* **Directions for this task**:
Please print the records word for word, from the start of the records through the line with "checkbox-link-with-layer[interactable] xyxy=(253,877,266,890)", both ends included.

◆ ◆ ◆ ◆ ◆ ◆ ◆

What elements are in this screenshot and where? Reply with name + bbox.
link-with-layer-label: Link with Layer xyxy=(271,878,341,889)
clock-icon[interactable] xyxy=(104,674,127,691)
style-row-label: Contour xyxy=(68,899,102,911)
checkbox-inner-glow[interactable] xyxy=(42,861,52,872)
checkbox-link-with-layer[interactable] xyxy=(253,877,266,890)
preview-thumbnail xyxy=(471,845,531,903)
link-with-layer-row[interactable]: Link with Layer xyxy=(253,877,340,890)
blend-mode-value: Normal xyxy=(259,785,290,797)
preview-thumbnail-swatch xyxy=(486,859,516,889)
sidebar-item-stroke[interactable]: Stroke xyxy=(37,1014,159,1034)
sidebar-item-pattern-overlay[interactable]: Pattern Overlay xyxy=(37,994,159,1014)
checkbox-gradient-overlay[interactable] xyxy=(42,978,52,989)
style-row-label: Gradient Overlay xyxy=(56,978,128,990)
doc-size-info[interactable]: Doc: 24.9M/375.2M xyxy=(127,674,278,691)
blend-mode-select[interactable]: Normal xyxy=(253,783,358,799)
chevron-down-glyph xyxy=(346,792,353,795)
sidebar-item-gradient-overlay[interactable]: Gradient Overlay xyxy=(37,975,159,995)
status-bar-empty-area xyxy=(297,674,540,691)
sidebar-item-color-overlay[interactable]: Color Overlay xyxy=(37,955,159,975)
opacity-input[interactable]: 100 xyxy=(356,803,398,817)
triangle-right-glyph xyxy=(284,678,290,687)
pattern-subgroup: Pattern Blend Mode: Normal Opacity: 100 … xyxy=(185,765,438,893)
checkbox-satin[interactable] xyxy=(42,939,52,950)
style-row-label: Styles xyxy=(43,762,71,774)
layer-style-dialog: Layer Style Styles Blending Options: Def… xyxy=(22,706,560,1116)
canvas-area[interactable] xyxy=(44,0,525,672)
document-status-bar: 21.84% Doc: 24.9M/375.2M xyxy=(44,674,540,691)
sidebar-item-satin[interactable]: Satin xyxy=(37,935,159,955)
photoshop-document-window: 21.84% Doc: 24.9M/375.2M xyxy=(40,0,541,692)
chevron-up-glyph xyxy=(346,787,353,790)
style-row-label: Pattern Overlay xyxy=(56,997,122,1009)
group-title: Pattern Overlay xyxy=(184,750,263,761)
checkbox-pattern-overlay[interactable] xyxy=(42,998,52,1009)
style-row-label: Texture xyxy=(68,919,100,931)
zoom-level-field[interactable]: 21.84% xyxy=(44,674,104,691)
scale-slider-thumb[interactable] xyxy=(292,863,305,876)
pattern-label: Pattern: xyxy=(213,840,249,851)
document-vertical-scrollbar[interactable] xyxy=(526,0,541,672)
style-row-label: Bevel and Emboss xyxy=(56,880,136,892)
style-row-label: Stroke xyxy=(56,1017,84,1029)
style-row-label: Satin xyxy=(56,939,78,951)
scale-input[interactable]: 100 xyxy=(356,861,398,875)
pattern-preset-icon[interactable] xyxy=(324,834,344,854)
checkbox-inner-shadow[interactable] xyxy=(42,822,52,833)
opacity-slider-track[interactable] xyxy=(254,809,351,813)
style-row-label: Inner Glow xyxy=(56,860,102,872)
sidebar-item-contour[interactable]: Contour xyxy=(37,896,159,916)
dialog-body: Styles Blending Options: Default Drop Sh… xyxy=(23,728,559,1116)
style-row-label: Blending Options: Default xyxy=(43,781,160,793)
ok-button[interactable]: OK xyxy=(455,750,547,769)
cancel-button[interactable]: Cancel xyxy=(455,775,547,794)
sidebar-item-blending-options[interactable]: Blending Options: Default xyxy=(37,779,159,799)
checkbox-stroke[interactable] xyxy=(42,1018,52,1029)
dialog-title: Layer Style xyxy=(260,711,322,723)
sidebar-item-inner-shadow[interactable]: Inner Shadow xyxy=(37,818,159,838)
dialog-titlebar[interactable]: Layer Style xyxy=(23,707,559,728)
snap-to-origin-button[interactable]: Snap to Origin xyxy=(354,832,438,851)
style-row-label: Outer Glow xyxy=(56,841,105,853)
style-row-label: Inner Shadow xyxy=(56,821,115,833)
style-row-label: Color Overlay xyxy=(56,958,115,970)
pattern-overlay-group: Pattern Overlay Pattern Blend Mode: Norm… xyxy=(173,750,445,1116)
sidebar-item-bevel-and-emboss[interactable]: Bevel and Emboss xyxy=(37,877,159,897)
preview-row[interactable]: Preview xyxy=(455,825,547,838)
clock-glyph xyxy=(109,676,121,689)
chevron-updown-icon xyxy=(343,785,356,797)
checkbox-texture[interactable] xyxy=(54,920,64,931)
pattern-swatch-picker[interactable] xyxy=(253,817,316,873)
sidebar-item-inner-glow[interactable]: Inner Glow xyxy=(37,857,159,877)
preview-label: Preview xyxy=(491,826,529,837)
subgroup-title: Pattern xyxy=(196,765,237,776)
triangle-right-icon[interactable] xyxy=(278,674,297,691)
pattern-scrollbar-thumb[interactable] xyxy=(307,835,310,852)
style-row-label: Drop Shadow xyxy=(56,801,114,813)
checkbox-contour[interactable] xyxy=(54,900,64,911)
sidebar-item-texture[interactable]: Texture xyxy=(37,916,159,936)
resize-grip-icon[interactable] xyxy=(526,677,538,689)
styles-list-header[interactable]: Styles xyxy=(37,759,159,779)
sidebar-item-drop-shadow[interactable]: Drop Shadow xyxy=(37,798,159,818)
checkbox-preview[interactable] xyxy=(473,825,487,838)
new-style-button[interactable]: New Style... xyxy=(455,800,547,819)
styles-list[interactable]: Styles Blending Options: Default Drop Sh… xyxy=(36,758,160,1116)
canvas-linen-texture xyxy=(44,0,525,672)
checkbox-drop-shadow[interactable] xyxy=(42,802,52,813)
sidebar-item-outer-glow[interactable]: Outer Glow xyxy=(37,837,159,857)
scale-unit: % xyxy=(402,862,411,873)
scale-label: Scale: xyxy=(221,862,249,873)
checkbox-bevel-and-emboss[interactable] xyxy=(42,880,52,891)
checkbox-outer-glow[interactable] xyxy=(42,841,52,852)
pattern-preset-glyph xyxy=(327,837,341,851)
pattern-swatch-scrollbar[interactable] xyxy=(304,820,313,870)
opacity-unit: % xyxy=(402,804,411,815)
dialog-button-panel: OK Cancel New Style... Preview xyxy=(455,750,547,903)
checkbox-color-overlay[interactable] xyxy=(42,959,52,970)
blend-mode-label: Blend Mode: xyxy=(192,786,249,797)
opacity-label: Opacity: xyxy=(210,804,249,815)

◆ ◆ ◆ ◆ ◆ ◆ ◆

* **Result for this task**:
What elements are in this screenshot and where? Reply with name + bbox.
link-with-layer-label: Link with Layer xyxy=(271,878,341,889)
clock-icon[interactable] xyxy=(104,674,127,691)
style-row-label: Contour xyxy=(68,899,102,911)
checkbox-inner-glow[interactable] xyxy=(42,861,52,872)
checkbox-link-with-layer[interactable] xyxy=(253,877,266,890)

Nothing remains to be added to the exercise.